* **BRIEF**
Filter these entries, keeping only lines that hold the word "Oxidative".

* **DATA UNDER STUDY**
_ _ _ _ _

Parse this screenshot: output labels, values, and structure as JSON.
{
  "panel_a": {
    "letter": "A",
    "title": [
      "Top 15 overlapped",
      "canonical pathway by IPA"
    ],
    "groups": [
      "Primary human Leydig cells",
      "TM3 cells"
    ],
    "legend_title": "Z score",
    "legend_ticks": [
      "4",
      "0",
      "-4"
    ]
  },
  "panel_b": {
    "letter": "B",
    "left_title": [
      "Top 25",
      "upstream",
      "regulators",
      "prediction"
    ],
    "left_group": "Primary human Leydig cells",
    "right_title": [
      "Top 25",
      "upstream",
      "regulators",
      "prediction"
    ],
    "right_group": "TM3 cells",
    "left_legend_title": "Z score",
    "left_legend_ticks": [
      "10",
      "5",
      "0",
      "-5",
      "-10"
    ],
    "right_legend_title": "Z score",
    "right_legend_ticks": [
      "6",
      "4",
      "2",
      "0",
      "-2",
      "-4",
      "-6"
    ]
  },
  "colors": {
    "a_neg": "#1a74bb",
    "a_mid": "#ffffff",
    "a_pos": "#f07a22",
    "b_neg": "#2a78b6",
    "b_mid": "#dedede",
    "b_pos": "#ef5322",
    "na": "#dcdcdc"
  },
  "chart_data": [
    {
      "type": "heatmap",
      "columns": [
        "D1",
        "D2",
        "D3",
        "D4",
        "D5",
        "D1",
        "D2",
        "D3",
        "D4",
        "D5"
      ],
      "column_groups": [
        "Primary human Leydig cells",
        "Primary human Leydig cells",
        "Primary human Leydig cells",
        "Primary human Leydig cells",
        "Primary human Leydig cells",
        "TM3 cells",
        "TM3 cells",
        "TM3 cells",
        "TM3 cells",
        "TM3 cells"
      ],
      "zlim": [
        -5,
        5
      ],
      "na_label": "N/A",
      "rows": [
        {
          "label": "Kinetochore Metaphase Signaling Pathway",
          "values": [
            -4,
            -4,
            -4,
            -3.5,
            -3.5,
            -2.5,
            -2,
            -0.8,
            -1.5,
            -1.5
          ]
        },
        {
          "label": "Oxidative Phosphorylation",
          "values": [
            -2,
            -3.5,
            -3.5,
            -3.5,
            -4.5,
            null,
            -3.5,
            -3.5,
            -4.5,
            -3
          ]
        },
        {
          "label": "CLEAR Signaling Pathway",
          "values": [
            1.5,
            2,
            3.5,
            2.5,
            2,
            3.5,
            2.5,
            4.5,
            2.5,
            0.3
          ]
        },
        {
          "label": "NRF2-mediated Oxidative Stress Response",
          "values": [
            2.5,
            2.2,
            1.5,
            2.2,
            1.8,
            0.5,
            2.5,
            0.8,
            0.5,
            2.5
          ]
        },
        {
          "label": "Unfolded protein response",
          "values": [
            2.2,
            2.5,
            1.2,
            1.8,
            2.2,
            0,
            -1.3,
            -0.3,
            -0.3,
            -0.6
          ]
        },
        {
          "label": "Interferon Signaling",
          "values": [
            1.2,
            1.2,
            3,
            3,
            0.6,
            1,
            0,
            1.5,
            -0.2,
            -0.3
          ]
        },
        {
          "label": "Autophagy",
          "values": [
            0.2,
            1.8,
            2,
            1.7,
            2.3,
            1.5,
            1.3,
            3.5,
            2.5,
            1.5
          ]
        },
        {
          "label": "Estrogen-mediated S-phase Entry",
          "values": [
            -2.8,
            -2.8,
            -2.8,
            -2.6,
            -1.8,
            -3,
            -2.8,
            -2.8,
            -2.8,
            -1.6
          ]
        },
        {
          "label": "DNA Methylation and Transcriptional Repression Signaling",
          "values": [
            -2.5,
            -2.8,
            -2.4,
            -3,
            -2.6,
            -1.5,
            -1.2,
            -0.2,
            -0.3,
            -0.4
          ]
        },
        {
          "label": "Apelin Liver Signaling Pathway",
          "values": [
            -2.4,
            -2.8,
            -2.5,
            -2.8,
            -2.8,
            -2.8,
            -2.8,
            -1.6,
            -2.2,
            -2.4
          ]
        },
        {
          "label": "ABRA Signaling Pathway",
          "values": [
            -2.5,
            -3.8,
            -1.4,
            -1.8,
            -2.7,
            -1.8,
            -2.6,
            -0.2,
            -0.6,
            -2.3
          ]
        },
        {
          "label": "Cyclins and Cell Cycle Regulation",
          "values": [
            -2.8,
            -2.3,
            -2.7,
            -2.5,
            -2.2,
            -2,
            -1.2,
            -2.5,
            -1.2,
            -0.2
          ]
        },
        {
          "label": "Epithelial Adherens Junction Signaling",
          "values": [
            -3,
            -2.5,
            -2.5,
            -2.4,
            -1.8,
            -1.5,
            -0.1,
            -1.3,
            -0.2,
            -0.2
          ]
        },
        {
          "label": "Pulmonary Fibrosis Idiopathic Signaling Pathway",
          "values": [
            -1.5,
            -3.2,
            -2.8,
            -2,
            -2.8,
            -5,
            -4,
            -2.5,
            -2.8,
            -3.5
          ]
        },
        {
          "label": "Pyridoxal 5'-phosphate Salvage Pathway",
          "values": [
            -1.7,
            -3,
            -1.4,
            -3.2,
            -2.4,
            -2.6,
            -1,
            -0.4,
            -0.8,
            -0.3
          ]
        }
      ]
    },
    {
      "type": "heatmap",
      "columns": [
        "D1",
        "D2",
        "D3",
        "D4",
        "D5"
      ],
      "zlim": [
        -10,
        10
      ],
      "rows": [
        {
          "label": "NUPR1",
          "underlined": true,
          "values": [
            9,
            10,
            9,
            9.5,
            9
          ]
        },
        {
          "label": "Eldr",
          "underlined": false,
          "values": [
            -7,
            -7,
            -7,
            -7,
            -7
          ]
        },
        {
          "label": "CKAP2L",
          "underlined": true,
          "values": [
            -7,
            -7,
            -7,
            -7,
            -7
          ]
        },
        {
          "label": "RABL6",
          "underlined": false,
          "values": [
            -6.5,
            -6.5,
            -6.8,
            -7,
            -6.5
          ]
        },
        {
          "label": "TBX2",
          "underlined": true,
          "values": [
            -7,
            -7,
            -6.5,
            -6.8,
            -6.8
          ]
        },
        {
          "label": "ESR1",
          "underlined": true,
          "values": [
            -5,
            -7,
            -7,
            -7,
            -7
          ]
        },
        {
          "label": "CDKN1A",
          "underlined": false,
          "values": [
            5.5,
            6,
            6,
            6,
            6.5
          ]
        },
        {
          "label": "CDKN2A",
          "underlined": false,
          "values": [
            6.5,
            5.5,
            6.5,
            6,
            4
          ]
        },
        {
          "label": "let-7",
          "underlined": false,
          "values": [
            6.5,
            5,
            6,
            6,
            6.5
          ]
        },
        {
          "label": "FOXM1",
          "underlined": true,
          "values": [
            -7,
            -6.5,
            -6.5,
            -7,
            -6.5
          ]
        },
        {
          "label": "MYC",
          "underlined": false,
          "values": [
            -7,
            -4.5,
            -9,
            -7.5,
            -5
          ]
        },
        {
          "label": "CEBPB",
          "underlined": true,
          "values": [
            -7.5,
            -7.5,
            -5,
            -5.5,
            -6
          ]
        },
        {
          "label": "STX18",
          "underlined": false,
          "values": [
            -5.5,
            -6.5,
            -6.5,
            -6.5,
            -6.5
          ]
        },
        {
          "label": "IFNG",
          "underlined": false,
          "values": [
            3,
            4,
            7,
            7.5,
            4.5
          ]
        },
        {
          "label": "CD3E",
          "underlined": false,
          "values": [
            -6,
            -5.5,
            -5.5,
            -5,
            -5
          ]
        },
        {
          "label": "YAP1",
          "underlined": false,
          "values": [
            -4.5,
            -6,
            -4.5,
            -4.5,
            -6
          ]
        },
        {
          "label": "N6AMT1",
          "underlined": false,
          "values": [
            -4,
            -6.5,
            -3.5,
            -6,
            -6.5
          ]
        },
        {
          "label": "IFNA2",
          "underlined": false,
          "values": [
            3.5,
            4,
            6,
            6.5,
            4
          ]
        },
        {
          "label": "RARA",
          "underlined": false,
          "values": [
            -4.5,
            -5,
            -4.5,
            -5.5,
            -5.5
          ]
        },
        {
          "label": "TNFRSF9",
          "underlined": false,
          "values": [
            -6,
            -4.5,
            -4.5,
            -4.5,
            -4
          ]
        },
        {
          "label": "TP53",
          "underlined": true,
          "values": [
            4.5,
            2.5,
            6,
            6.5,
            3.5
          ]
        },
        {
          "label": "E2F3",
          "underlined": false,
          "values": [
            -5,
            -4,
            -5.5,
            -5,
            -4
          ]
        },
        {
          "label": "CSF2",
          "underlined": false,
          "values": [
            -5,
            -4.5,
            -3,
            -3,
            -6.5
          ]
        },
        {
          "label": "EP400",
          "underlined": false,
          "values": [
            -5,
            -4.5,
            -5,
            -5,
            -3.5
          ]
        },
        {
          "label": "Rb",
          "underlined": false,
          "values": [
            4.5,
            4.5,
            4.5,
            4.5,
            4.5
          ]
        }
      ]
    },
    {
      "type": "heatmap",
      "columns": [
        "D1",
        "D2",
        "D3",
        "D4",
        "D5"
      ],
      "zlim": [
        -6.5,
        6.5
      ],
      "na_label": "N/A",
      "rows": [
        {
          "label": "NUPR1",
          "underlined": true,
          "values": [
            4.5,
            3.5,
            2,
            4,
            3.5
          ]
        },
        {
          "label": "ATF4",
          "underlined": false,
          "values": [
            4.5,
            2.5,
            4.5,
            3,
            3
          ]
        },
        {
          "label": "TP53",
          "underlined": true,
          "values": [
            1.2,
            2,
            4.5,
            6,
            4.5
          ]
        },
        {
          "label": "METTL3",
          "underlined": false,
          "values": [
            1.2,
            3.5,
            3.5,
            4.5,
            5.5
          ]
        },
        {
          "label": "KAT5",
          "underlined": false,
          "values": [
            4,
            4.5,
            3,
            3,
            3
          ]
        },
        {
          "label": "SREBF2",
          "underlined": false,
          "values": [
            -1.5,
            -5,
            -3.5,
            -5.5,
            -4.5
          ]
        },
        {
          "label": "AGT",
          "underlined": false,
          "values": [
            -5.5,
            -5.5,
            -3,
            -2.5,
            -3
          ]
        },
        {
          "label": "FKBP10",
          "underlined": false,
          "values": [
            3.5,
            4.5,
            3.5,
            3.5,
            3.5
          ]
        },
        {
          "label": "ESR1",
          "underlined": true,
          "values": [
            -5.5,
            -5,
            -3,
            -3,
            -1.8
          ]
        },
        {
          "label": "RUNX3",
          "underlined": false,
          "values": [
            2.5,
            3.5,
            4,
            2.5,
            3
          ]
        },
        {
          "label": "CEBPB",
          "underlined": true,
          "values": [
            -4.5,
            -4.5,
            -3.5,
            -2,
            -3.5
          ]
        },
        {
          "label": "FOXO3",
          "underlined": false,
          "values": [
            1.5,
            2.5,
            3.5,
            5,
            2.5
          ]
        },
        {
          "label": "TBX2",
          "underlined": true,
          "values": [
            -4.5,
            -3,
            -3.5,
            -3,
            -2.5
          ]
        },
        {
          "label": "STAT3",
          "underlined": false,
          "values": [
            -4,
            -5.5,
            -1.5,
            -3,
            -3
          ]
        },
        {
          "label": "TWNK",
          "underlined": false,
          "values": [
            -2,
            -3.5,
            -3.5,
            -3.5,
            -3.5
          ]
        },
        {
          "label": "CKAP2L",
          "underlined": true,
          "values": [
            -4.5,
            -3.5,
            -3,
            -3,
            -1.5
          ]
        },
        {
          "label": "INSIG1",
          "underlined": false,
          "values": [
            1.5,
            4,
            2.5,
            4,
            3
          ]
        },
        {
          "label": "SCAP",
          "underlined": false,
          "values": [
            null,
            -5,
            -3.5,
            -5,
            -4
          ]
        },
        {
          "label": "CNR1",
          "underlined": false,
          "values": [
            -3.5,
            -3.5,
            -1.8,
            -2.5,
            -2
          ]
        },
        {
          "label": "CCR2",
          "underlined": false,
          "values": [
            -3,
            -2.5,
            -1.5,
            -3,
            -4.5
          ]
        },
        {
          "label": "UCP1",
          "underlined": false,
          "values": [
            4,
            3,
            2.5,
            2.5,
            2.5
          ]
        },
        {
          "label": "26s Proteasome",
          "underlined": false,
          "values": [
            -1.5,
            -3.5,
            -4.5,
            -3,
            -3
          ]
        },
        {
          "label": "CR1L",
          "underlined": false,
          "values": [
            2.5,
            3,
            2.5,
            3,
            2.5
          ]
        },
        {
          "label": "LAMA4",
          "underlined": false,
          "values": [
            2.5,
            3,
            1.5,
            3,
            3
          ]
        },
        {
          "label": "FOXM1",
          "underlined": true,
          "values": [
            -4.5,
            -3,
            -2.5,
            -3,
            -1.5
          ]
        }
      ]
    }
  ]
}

_ _ _ _ _

* **PROBLEM SOLUTION**
          "label": "Oxidative Phosphorylation",
          "label": "NRF2-mediated Oxidative Stress Response",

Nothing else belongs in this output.